-- BEGIN --
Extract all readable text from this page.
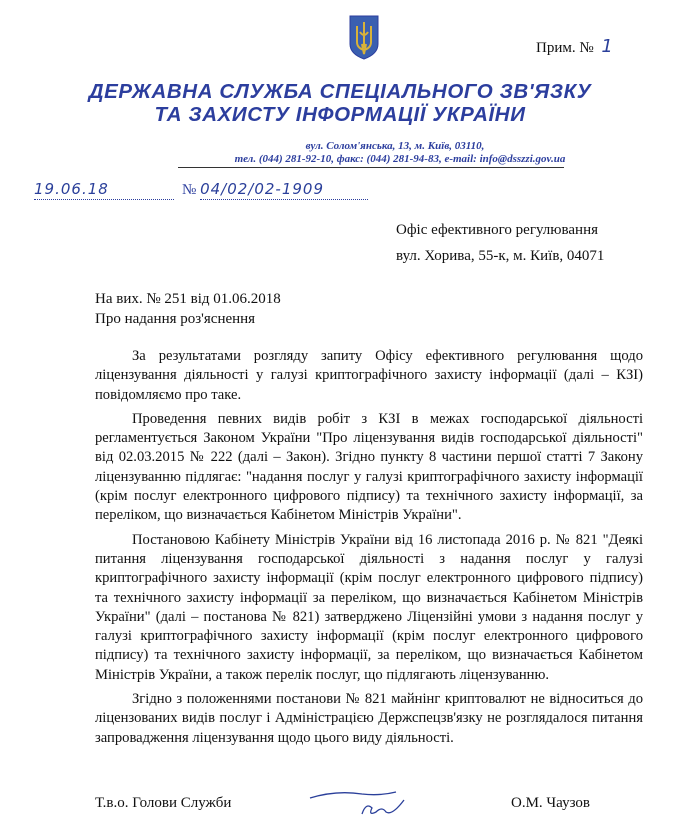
Прим. № 1
ДЕРЖАВНА СЛУЖБА СПЕЦІАЛЬНОГО ЗВ'ЯЗКУ
ТА ЗАХИСТУ ІНФОРМАЦІЇ УКРАЇНИ
вул. Солом'янська, 13, м. Київ, 03110,
тел. (044) 281-92-10, факс: (044) 281-94-83, e-mail: info@dsszzi.gov.ua
19.06.18	№ 04/02/02-1909
Офіс ефективного регулювання
вул. Хорива, 55-к, м. Київ, 04071
На вих. № 251 від 01.06.2018
Про надання роз'яснення

За результатами розгляду запиту Офісу ефективного регулювання щодо ліцензування діяльності у галузі криптографічного захисту інформації (далі – КЗІ) повідомляємо про таке.

Проведення певних видів робіт з КЗІ в межах господарської діяльності регламентується Законом України "Про ліцензування видів господарської діяльності" від 02.03.2015 № 222 (далі – Закон). Згідно пункту 8 частини першої статті 7 Закону ліцензуванню підлягає: "надання послуг у галузі криптографічного захисту інформації (крім послуг електронного цифрового підпису) та технічного захисту інформації, за переліком, що визначається Кабінетом Міністрів України".

Постановою Кабінету Міністрів України від 16 листопада 2016 р. № 821 "Деякі питання ліцензування господарської діяльності з надання послуг у галузі криптографічного захисту інформації (крім послуг електронного цифрового підпису) та технічного захисту інформації за переліком, що визначається Кабінетом Міністрів України" (далі – постанова № 821) затверджено Ліцензійні умови з надання послуг у галузі криптографічного захисту інформації (крім послуг електронного цифрового підпису) та технічного захисту інформації, за переліком, що визначається Кабінетом Міністрів України, а також перелік послуг, що підлягають ліцензуванню.

Згідно з положеннями постанови № 821 майнінг криптовалют не відноситься до ліцензованих видів послуг і Адміністрацією Держспецзв'язку не розглядалося питання запровадження ліцензування щодо цього виду діяльності.

Т.в.о. Голови Служби	О.М. Чаузов
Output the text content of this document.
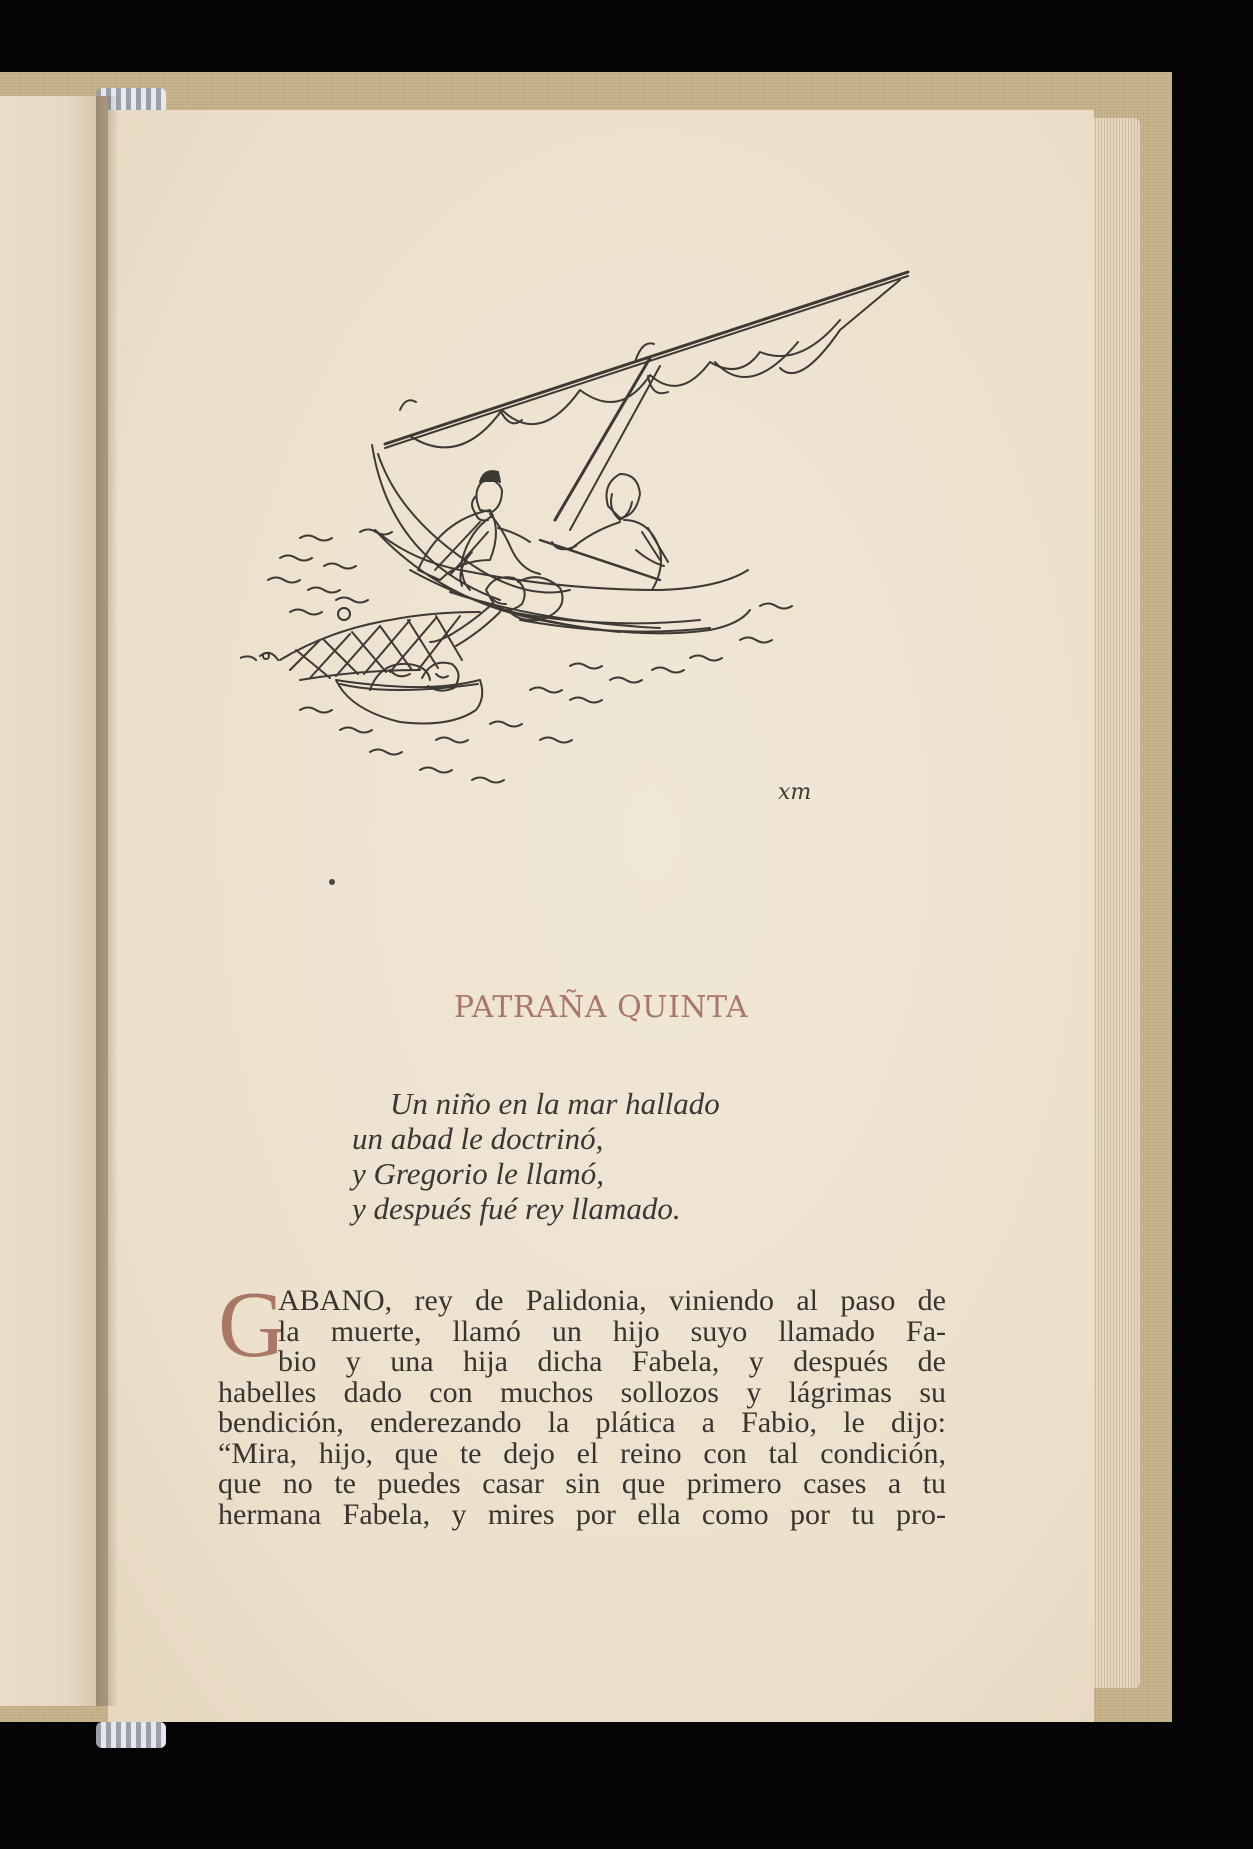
xm
PATRAÑA QUINTA
Un niño en la mar hallado
un abad le doctrinó,
y Gregorio le llamó,
y después fué rey llamado.
G
ABANO, rey de Palidonia, viniendo al paso de
la muerte, llamó un hijo suyo llamado Fa-
bio y una hija dicha Fabela, y después de
habelles dado con muchos sollozos y lágrimas su
bendición, enderezando la plática a Fabio, le dijo:
“Mira, hijo, que te dejo el reino con tal condición,
que no te puedes casar sin que primero cases a tu
hermana Fabela, y mires por ella como por tu pro-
-- END --
#### WORK TO BE COMPLETED
Restate the listing above word for word, and skip the pictures.

#### FINISHED ANSWER
Extract all readable text from this page.
Прим. № 1
ДЕРЖАВНА СЛУЖБА СПЕЦІАЛЬНОГО ЗВ'ЯЗКУ
ТА ЗАХИСТУ ІНФОРМАЦІЇ УКРАЇНИ
вул. Солом'янська, 13, м. Київ, 03110,
тел. (044) 281-92-10, факс: (044) 281-94-83, e-mail: info@dsszzi.gov.ua
19.06.18	№ 04/02/02-1909
Офіс ефективного регулювання
вул. Хорива, 55-к, м. Київ, 04071
На вих. № 251 від 01.06.2018
Про надання роз'яснення

За результатами розгляду запиту Офісу ефективного регулювання щодо ліцензування діяльності у галузі криптографічного захисту інформації (далі – КЗІ) повідомляємо про таке.

Проведення певних видів робіт з КЗІ в межах господарської діяльності регламентується Законом України "Про ліцензування видів господарської діяльності" від 02.03.2015 № 222 (далі – Закон). Згідно пункту 8 частини першої статті 7 Закону ліцензуванню підлягає: "надання послуг у галузі криптографічного захисту інформації (крім послуг електронного цифрового підпису) та технічного захисту інформації, за переліком, що визначається Кабінетом Міністрів України".

Постановою Кабінету Міністрів України від 16 листопада 2016 р. № 821 "Деякі питання ліцензування господарської діяльності з надання послуг у галузі криптографічного захисту інформації (крім послуг електронного цифрового підпису) та технічного захисту інформації за переліком, що визначається Кабінетом Міністрів України" (далі – постанова № 821) затверджено Ліцензійні умови з надання послуг у галузі криптографічного захисту інформації (крім послуг електронного цифрового підпису) та технічного захисту інформації, за переліком, що визначається Кабінетом Міністрів України, а також перелік послуг, що підлягають ліцензуванню.

Згідно з положеннями постанови № 821 майнінг криптовалют не відноситься до ліцензованих видів послуг і Адміністрацією Держспецзв'язку не розглядалося питання запровадження ліцензування щодо цього виду діяльності.

Т.в.о. Голови Служби	О.М. Чаузов
Output the text content of this document.
xm
PATRAÑA QUINTA
Un niño en la mar hallado
un abad le doctrinó,
y Gregorio le llamó,
y después fué rey llamado.
G
ABANO, rey de Palidonia, viniendo al paso de
la muerte, llamó un hijo suyo llamado Fa-
bio y una hija dicha Fabela, y después de
habelles dado con muchos sollozos y lágrimas su
bendición, enderezando la plática a Fabio, le dijo:
“Mira, hijo, que te dejo el reino con tal condición,
que no te puedes casar sin que primero cases a tu
hermana Fabela, y mires por ella como por tu pro-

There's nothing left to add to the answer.